▸ Quellenauszug:
☆ ☆ ☆

Allerdings sind mir auch schon in Romanen über die Antike Fehler aufgefallen, über die ich hinweggelesen habe, während mich andere dagegen stören.
Oh ja, so geht es mir auch. Ich finde auch nur Fehler in den Bereichen, in denen ich mich auskenne. Wird Kleidung im Buch beschrieben, kann ich damit wenig anfangen. Knöpfe im Früh- und Hochmittelalter würden mir aber wohl doch auffallen…
Interessante Frage. Eigentlich halte ich mich für relativ großzügig bei solchen Dingen. Wenn die Geschichte gut ist, lese ich so gebannt, dass sowieso kaum Zeit für Reflexion bleibt. Schlimm finde ich vor allem, wenn das Reden und Handeln der Charaktere nicht zu der Zeit passt. Rebecca Gablé hat mit Robin of Waringham und seiner Schwester Agnes ganz gut vorgemacht, wie man fortschrittliches Denken und historische Authentizität hinbekommen kann. Ich gebe aber zu, dass ich schon enttäuscht bin, wenn ich durch Rezensionen von Fachkundigen herausfinde, dass ein Autor sehr viele geschichtliche Fehler eingebaut hat. Zudem meide ich solche Autoren, weil ich mir kein falsches Wissen merken will. Denn auch wenn Romane keine Geschichtsbücher sind, möchte ich gern etwas über die Geschichte lernen. Deshalb war ich auch „neulich“ sehr enttäuscht, als ich erfuhr, dass vieles aus „Der Medicus“ vor allem geographisch ungenau ist und man die Geschichte eher als Fantasyroman mit historischen Flair sehen sollte. Ich fände es ja schön, wenn es eine Website gäbe, wo man sehen kann, wie historisch akkurat gearbeitet wird. Aber wer weiß, in englischen Sprachraum gibt es doch fast alles, warum also nicht auch so etwas?
Besser spät als nie ;)
Den Medicus habe ich schon vor Ewigkeiten gelesen, mir ging es aber ähnlich wie dir, als damals mein Englischlehrer erklärt hat, was da alles für Fehler drin stecken. Ich habe allerdings den Eindruck, dass heutzutage mehr auf historische Genauigkeit Wert gelegt wird als noch vor zwanzig Jahren.

☆ ☆ ☆

▸ Vorgegebene Zeilen:
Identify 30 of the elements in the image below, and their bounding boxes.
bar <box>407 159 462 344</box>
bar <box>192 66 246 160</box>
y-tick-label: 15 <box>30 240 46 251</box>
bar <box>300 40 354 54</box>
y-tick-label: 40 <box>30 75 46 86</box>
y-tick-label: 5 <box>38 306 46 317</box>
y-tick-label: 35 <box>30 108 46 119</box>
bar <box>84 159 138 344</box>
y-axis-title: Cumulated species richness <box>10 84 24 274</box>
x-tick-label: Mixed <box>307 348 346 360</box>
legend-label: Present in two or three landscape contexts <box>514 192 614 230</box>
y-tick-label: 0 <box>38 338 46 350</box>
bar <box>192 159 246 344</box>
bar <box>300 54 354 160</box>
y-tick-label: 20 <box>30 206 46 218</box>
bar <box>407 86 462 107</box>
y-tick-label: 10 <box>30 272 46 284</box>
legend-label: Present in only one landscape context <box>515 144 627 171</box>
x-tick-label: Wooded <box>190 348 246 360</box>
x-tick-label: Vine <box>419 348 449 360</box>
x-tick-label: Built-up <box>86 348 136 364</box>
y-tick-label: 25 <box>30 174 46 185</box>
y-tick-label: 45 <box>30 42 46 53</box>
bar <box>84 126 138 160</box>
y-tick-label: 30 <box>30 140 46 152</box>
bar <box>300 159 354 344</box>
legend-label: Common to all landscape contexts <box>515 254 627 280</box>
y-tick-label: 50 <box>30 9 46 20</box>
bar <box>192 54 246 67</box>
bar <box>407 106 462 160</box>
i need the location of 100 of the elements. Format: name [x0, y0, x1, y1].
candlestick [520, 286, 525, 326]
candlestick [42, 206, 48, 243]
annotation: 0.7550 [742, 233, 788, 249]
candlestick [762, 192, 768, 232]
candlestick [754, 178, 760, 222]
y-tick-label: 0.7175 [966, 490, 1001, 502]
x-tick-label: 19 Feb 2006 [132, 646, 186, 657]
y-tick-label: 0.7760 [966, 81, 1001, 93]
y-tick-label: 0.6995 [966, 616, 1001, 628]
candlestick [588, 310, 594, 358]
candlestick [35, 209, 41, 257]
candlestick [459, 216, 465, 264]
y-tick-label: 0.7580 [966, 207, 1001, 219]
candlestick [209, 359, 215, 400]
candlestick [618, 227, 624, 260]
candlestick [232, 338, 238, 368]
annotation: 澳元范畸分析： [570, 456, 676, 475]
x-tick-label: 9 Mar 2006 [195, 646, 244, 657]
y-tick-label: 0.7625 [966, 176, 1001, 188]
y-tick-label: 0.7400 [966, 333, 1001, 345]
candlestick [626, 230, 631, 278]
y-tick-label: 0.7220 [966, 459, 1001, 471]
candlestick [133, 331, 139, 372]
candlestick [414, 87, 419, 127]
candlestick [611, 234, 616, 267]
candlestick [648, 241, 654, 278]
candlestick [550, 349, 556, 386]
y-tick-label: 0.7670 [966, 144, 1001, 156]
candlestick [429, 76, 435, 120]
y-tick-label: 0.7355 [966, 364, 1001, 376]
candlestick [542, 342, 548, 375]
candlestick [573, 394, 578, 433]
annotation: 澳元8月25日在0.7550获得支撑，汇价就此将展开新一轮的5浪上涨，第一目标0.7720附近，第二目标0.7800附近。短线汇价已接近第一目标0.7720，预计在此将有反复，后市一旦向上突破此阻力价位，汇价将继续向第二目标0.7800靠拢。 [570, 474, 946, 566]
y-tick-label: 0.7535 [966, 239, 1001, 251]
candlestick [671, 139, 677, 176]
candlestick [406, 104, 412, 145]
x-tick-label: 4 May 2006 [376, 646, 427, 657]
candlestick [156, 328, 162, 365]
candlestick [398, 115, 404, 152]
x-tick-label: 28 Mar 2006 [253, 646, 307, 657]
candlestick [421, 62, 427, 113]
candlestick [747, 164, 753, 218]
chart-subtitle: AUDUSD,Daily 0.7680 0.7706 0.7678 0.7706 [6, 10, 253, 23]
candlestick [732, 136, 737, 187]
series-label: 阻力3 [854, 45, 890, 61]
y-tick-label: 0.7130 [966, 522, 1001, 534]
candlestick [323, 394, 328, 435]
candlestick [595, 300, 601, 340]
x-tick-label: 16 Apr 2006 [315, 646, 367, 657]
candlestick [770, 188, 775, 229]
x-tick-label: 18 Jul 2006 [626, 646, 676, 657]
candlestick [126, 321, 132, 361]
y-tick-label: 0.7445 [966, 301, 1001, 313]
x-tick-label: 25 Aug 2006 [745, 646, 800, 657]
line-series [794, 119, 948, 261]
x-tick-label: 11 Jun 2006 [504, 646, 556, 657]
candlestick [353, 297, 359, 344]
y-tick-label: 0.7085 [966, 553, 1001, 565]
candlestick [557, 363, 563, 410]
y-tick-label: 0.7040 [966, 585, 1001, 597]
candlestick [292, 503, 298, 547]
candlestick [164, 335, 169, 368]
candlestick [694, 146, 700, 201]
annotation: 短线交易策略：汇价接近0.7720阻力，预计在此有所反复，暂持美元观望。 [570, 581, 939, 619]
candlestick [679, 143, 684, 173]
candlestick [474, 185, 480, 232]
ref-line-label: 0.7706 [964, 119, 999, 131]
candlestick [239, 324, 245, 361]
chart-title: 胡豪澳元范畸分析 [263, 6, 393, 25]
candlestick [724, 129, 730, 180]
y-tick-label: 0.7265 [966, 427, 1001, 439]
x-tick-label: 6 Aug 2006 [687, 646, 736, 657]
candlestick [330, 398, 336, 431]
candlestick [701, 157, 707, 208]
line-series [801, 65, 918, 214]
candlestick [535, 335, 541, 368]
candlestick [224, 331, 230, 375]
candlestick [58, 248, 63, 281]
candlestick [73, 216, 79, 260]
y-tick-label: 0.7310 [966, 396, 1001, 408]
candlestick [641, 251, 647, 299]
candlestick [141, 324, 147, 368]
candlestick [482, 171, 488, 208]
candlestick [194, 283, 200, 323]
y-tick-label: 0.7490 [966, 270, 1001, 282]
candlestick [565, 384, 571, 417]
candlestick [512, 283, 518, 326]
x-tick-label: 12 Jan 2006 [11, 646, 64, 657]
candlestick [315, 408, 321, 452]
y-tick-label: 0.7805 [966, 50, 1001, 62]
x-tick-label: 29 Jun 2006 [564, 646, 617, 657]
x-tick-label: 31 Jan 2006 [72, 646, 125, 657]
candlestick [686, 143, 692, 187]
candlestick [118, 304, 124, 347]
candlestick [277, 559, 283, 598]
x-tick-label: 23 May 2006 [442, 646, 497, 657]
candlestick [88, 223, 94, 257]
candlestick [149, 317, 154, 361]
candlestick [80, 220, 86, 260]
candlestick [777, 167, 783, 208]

☆ ☆ ☆

▸ Aufgabe 1: Übernimm bitte aus dem Quellenauszug wortgetreu den Abschnitt von „Den Medicus habe“ bis einschließlich „vor zwanzig Jahren.“.
▸ Aufgabe 2: Welche Autorin hat laut dem Quellenauszug mit Robin of Waringham und seiner Schwester Agnes gezeigt, wie sich fortschrittliches Denken und historische Authentizität verbinden lassen?

▸ Antwort 1:
Den Medicus habe ich schon vor Ewigkeiten gelesen, mir ging es aber ähnlich wie dir, als damals mein Englischlehrer erklärt hat, was da alles für Fehler drin stecken. Ich habe allerdings den Eindruck, dass heutzutage mehr auf historische Genauigkeit Wert gelegt wird als noch vor zwanzig Jahren.

▸ Antwort 2: Rebecca Gablé.